- _Goal of the exercise_
Work through the data below and copy out every line where "base" is found.

Dataset records: Begin

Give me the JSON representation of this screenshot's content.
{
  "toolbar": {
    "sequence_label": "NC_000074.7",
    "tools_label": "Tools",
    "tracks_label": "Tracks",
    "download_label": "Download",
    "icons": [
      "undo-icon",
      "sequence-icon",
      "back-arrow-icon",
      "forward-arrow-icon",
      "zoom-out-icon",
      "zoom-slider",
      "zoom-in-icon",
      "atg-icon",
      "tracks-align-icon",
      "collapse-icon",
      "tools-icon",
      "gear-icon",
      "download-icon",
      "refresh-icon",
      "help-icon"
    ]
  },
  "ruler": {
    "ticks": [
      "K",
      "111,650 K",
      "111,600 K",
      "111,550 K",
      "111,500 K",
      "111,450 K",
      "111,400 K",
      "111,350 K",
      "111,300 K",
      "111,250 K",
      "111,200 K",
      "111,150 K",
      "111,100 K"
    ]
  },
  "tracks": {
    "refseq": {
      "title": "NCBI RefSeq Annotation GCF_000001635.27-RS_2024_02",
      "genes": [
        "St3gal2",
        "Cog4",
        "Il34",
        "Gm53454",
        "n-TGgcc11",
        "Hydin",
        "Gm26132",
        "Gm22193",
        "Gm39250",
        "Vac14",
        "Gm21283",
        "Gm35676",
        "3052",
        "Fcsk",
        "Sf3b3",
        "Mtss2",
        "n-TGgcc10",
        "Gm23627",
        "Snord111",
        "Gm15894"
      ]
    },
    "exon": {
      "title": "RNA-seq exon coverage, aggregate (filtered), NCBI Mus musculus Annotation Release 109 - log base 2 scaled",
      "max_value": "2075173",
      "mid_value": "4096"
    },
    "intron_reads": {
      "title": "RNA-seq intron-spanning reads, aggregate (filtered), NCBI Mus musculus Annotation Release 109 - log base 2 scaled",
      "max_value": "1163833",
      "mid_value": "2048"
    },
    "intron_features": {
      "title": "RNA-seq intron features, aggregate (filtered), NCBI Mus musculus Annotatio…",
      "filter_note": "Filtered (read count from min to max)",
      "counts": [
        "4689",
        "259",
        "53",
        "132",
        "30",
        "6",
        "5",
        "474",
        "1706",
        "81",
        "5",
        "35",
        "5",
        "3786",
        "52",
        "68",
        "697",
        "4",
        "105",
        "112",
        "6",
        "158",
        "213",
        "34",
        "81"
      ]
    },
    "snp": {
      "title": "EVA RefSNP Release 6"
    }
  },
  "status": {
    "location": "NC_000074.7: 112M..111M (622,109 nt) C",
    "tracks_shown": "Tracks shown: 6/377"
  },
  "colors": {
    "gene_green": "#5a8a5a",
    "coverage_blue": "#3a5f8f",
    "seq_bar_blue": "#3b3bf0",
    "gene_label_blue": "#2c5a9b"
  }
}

Dataset records: End

- _Solution to the exercise_
      "title": "RNA-seq exon coverage, aggregate (filtered), NCBI Mus musculus Annotation Release 109 - log base 2 scaled",
      "title": "RNA-seq intron-spanning reads, aggregate (filtered), NCBI Mus musculus Annotation Release 109 - log base 2 scaled",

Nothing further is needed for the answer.